*To do*
Scan the entries for the string "text" and give the number of lines that have it, nothing further.

---*---

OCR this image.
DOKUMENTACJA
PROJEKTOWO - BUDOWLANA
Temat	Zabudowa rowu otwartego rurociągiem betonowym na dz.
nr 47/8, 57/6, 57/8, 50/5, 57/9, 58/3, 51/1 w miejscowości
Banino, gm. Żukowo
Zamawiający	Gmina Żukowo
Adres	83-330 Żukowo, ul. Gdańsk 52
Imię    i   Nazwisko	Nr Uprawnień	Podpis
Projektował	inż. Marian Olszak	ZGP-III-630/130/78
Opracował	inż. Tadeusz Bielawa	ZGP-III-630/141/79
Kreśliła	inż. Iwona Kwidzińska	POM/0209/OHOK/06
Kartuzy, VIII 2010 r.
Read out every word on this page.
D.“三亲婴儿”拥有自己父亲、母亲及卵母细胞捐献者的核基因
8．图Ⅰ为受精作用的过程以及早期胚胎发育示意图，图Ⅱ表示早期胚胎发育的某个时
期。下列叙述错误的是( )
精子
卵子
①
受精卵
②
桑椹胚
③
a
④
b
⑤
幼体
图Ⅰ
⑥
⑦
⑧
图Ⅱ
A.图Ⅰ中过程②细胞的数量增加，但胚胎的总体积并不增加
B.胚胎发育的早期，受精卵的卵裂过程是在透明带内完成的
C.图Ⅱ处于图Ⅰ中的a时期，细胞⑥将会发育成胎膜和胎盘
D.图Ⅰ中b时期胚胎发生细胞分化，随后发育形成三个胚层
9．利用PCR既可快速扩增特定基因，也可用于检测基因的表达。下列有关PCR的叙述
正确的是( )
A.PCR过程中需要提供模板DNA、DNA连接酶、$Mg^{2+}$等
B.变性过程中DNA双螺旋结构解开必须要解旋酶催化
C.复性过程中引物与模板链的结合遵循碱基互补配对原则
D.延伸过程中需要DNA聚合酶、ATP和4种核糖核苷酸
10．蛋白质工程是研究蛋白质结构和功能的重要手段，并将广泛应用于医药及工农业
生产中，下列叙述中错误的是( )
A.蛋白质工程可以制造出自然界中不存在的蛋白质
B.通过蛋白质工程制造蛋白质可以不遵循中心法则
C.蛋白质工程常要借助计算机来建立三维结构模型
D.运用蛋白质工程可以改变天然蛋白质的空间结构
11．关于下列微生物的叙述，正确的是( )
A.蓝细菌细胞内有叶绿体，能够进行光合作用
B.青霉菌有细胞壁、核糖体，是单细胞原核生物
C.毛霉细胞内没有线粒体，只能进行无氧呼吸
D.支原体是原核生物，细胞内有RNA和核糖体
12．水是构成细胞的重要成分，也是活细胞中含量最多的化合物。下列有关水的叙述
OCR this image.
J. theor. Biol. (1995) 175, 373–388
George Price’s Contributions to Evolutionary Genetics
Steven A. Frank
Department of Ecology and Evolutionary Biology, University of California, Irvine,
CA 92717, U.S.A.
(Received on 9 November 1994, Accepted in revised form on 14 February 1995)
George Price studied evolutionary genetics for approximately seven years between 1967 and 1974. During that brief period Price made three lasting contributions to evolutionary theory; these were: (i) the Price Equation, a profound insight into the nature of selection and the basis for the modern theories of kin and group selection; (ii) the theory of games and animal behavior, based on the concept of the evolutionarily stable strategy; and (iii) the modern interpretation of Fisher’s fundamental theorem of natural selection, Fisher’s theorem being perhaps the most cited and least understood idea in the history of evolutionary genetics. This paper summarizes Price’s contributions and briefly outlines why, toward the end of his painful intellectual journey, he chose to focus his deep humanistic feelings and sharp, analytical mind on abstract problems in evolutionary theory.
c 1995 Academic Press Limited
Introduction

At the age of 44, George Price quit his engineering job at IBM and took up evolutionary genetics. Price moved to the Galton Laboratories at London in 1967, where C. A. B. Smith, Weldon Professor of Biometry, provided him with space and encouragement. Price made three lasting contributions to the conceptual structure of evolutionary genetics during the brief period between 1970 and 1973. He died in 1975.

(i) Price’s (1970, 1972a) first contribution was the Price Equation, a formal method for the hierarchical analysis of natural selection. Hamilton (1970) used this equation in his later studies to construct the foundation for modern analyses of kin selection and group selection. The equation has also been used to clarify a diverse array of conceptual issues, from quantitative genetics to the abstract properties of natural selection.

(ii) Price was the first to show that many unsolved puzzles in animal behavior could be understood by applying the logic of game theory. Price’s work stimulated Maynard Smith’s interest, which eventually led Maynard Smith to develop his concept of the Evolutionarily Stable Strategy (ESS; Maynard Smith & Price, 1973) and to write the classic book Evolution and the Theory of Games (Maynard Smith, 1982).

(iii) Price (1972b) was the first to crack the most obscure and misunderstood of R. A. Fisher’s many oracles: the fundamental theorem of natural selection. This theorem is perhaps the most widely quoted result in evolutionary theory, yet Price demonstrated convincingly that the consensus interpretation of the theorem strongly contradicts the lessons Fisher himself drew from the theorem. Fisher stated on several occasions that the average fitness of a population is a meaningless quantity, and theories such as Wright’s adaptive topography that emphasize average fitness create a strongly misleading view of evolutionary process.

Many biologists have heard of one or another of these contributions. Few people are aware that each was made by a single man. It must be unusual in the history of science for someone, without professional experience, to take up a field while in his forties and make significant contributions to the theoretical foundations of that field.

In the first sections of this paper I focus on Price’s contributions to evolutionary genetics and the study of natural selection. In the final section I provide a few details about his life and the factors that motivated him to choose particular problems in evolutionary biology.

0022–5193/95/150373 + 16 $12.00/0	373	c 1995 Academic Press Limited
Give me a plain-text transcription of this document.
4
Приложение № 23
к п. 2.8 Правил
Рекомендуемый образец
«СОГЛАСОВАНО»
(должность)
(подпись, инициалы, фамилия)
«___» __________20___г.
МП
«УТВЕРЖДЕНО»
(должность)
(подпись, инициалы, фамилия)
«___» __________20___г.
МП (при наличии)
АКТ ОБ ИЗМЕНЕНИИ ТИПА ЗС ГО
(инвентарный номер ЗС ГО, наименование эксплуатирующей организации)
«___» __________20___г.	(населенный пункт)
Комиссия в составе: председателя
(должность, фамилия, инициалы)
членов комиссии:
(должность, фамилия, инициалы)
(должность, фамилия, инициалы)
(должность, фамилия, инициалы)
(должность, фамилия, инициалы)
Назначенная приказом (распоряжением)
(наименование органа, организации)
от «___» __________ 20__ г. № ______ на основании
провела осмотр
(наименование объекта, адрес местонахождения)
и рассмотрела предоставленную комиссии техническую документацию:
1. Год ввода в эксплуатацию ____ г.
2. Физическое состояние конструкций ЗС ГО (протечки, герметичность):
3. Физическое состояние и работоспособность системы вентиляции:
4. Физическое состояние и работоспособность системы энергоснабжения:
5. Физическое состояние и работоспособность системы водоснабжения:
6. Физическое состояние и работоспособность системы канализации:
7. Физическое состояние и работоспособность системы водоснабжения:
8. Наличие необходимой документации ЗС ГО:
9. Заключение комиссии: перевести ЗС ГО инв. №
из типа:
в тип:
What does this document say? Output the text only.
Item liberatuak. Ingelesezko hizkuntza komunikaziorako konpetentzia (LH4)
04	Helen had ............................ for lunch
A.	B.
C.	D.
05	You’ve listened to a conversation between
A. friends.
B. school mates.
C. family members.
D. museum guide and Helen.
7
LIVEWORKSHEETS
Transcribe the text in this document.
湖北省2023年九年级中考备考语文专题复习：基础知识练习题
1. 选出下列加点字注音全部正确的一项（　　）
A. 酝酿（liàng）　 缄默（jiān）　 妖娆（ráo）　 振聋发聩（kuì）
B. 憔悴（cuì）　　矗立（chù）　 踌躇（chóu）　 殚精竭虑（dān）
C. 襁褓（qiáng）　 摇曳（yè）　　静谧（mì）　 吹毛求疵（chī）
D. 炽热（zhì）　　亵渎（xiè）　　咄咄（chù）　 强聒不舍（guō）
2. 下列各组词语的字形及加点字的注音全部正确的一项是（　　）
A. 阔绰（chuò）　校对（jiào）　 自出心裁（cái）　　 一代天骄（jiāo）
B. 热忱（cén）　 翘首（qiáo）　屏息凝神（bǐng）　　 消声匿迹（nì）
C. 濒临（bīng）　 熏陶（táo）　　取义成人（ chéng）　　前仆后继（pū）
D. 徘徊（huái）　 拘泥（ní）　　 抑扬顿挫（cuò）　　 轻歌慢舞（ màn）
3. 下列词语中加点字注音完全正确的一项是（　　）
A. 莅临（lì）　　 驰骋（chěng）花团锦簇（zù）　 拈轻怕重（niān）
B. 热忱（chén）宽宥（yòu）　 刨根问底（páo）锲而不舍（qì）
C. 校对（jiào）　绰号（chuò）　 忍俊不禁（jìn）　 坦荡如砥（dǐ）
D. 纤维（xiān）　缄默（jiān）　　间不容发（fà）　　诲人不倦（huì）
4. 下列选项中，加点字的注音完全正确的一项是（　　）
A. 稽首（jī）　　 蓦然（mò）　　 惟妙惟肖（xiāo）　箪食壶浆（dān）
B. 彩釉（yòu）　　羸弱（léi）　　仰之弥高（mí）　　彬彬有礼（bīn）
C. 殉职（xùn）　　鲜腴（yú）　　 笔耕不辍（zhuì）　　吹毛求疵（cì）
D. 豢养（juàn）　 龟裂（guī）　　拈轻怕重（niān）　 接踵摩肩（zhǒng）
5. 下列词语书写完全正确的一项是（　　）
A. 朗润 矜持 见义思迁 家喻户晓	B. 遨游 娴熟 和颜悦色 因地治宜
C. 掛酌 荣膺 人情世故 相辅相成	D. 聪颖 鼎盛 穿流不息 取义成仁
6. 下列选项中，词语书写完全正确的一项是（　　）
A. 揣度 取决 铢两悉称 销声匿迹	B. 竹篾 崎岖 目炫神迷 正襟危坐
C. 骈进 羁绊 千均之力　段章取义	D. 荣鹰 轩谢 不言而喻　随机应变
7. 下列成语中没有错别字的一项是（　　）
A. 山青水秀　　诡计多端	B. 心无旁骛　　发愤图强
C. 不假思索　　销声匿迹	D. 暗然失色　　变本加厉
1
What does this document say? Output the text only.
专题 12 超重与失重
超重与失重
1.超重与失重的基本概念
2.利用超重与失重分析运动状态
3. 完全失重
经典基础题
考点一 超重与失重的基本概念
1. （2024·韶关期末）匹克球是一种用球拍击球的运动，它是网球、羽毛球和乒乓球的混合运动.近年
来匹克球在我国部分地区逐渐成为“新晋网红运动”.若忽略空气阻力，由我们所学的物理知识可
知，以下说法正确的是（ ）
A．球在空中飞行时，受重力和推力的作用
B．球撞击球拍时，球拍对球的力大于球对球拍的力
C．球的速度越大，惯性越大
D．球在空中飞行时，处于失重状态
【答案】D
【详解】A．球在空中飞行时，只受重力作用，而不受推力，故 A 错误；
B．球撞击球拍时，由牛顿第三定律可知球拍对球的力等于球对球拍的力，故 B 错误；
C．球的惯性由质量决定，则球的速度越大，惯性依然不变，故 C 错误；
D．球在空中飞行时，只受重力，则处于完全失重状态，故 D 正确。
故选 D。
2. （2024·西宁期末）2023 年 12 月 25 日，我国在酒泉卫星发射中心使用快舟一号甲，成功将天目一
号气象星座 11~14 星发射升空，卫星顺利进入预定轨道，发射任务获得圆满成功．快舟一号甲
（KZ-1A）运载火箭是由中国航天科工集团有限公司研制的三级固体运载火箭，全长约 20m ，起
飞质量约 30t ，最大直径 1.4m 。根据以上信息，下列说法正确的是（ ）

---*---

*The completed task*
4